_Available records_.
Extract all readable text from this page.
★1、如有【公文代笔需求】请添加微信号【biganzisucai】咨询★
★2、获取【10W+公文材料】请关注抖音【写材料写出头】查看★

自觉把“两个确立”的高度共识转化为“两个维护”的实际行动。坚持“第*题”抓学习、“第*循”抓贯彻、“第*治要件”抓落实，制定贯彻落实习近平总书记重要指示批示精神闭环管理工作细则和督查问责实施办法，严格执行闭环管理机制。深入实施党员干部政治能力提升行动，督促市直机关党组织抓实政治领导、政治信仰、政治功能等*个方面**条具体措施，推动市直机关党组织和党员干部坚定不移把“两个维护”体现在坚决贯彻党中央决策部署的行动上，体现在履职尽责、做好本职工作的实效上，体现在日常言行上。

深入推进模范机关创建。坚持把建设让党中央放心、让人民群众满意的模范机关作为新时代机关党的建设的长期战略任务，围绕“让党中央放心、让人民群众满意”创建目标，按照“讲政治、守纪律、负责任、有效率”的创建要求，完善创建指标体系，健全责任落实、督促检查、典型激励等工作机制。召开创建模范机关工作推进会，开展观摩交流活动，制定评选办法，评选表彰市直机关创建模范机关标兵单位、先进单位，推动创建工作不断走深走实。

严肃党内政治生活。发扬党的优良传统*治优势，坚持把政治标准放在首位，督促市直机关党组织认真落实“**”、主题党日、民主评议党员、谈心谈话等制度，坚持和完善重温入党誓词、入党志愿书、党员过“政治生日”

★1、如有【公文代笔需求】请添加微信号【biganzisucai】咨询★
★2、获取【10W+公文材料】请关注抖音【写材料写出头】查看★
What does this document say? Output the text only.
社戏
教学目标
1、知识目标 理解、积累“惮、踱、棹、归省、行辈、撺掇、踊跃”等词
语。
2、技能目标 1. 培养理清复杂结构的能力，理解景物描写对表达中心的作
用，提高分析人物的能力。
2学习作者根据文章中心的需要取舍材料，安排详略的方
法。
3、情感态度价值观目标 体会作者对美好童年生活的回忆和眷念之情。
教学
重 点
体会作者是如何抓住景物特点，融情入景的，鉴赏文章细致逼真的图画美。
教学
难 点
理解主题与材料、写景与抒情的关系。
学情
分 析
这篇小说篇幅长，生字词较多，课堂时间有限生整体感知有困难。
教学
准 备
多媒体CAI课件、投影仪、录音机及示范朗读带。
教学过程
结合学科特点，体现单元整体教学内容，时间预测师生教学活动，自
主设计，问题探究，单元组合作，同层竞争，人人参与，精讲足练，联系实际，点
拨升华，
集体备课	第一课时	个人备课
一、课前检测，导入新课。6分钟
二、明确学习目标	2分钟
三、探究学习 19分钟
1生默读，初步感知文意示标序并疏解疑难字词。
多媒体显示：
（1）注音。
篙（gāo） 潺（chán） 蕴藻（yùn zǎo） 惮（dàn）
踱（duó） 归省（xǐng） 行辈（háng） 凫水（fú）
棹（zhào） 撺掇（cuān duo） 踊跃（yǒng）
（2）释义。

_Problem details_. All lines in the data that contain the word "this" should be copied.

_Solution to the exercise_.
Extract all readable text from this page.
What does this document say? Output the text only.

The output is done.